▶ [STATED EXERCISE]
Your task is to print every entry below exactly as given.

*** DATASET RECORDS ***

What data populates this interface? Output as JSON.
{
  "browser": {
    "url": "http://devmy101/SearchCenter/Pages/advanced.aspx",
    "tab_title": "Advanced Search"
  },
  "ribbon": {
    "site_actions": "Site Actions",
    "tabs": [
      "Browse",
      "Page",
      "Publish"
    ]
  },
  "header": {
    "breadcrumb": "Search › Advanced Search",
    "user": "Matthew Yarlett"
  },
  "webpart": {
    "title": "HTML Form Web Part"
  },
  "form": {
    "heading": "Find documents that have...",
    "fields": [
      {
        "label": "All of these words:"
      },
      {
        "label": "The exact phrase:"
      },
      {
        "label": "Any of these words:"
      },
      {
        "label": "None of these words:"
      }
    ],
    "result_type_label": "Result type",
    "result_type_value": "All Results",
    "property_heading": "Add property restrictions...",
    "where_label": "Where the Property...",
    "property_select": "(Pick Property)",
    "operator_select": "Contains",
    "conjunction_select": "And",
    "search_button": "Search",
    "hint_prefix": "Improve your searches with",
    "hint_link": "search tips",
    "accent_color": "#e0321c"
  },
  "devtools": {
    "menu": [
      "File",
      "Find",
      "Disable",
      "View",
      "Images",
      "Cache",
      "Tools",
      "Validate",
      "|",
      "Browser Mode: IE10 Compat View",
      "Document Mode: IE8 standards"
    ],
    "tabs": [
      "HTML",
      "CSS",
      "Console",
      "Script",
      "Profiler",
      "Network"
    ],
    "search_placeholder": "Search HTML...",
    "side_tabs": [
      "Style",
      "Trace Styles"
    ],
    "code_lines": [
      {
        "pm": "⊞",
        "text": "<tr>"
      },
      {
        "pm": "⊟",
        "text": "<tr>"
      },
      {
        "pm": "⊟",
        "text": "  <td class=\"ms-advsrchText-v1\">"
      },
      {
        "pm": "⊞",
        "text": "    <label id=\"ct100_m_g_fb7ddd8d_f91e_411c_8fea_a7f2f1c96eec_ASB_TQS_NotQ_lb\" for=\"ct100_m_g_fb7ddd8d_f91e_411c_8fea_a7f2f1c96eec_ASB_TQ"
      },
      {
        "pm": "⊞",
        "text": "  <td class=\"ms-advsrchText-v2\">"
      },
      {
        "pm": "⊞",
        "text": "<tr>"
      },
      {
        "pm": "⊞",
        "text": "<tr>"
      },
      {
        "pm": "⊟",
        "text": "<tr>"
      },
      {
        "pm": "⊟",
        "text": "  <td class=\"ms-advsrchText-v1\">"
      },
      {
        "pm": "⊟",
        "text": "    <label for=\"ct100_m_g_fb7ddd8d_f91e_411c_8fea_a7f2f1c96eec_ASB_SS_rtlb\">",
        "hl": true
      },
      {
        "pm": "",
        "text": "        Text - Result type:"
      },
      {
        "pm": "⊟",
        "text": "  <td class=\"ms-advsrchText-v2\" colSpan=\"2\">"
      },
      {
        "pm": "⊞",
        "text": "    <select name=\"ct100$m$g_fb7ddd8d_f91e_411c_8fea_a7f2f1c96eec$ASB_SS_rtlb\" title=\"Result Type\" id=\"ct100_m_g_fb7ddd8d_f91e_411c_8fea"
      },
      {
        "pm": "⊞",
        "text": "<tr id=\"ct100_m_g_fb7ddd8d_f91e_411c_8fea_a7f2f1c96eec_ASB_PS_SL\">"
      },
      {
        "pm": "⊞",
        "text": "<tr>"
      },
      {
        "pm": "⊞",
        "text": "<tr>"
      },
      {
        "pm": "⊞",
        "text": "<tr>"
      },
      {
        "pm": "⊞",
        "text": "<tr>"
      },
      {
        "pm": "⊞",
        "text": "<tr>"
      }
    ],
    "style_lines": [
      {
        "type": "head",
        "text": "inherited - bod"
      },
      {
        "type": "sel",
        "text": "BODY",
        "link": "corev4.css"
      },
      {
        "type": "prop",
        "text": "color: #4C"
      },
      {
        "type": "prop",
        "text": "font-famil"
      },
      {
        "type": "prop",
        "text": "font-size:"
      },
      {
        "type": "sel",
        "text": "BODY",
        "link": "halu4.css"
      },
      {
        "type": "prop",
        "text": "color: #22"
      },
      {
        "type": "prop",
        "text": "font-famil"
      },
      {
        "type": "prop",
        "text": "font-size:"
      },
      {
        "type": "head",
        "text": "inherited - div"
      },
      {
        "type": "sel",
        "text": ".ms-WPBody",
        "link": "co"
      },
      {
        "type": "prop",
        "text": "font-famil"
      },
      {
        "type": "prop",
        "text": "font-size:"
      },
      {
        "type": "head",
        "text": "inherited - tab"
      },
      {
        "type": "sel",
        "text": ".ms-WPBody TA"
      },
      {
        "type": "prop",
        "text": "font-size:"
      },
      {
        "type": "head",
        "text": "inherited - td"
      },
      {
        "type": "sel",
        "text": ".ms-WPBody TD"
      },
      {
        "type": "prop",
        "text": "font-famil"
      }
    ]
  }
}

***

▶ [EXPECTED ANSWER]
What data populates this interface? Output as JSON.
{
  "browser": {
    "url": "http://devmy101/SearchCenter/Pages/advanced.aspx",
    "tab_title": "Advanced Search"
  },
  "ribbon": {
    "site_actions": "Site Actions",
    "tabs": [
      "Browse",
      "Page",
      "Publish"
    ]
  },
  "header": {
    "breadcrumb": "Search › Advanced Search",
    "user": "Matthew Yarlett"
  },
  "webpart": {
    "title": "HTML Form Web Part"
  },
  "form": {
    "heading": "Find documents that have...",
    "fields": [
      {
        "label": "All of these words:"
      },
      {
        "label": "The exact phrase:"
      },
      {
        "label": "Any of these words:"
      },
      {
        "label": "None of these words:"
      }
    ],
    "result_type_label": "Result type",
    "result_type_value": "All Results",
    "property_heading": "Add property restrictions...",
    "where_label": "Where the Property...",
    "property_select": "(Pick Property)",
    "operator_select": "Contains",
    "conjunction_select": "And",
    "search_button": "Search",
    "hint_prefix": "Improve your searches with",
    "hint_link": "search tips",
    "accent_color": "#e0321c"
  },
  "devtools": {
    "menu": [
      "File",
      "Find",
      "Disable",
      "View",
      "Images",
      "Cache",
      "Tools",
      "Validate",
      "|",
      "Browser Mode: IE10 Compat View",
      "Document Mode: IE8 standards"
    ],
    "tabs": [
      "HTML",
      "CSS",
      "Console",
      "Script",
      "Profiler",
      "Network"
    ],
    "search_placeholder": "Search HTML...",
    "side_tabs": [
      "Style",
      "Trace Styles"
    ],
    "code_lines": [
      {
        "pm": "⊞",
        "text": "<tr>"
      },
      {
        "pm": "⊟",
        "text": "<tr>"
      },
      {
        "pm": "⊟",
        "text": "  <td class=\"ms-advsrchText-v1\">"
      },
      {
        "pm": "⊞",
        "text": "    <label id=\"ct100_m_g_fb7ddd8d_f91e_411c_8fea_a7f2f1c96eec_ASB_TQS_NotQ_lb\" for=\"ct100_m_g_fb7ddd8d_f91e_411c_8fea_a7f2f1c96eec_ASB_TQ"
      },
      {
        "pm": "⊞",
        "text": "  <td class=\"ms-advsrchText-v2\">"
      },
      {
        "pm": "⊞",
        "text": "<tr>"
      },
      {
        "pm": "⊞",
        "text": "<tr>"
      },
      {
        "pm": "⊟",
        "text": "<tr>"
      },
      {
        "pm": "⊟",
        "text": "  <td class=\"ms-advsrchText-v1\">"
      },
      {
        "pm": "⊟",
        "text": "    <label for=\"ct100_m_g_fb7ddd8d_f91e_411c_8fea_a7f2f1c96eec_ASB_SS_rtlb\">",
        "hl": true
      },
      {
        "pm": "",
        "text": "        Text - Result type:"
      },
      {
        "pm": "⊟",
        "text": "  <td class=\"ms-advsrchText-v2\" colSpan=\"2\">"
      },
      {
        "pm": "⊞",
        "text": "    <select name=\"ct100$m$g_fb7ddd8d_f91e_411c_8fea_a7f2f1c96eec$ASB_SS_rtlb\" title=\"Result Type\" id=\"ct100_m_g_fb7ddd8d_f91e_411c_8fea"
      },
      {
        "pm": "⊞",
        "text": "<tr id=\"ct100_m_g_fb7ddd8d_f91e_411c_8fea_a7f2f1c96eec_ASB_PS_SL\">"
      },
      {
        "pm": "⊞",
        "text": "<tr>"
      },
      {
        "pm": "⊞",
        "text": "<tr>"
      },
      {
        "pm": "⊞",
        "text": "<tr>"
      },
      {
        "pm": "⊞",
        "text": "<tr>"
      },
      {
        "pm": "⊞",
        "text": "<tr>"
      }
    ],
    "style_lines": [
      {
        "type": "head",
        "text": "inherited - bod"
      },
      {
        "type": "sel",
        "text": "BODY",
        "link": "corev4.css"
      },
      {
        "type": "prop",
        "text": "color: #4C"
      },
      {
        "type": "prop",
        "text": "font-famil"
      },
      {
        "type": "prop",
        "text": "font-size:"
      },
      {
        "type": "sel",
        "text": "BODY",
        "link": "halu4.css"
      },
      {
        "type": "prop",
        "text": "color: #22"
      },
      {
        "type": "prop",
        "text": "font-famil"
      },
      {
        "type": "prop",
        "text": "font-size:"
      },
      {
        "type": "head",
        "text": "inherited - div"
      },
      {
        "type": "sel",
        "text": ".ms-WPBody",
        "link": "co"
      },
      {
        "type": "prop",
        "text": "font-famil"
      },
      {
        "type": "prop",
        "text": "font-size:"
      },
      {
        "type": "head",
        "text": "inherited - tab"
      },
      {
        "type": "sel",
        "text": ".ms-WPBody TA"
      },
      {
        "type": "prop",
        "text": "font-size:"
      },
      {
        "type": "head",
        "text": "inherited - td"
      },
      {
        "type": "sel",
        "text": ".ms-WPBody TD"
      },
      {
        "type": "prop",
        "text": "font-famil"
      }
    ]
  }
}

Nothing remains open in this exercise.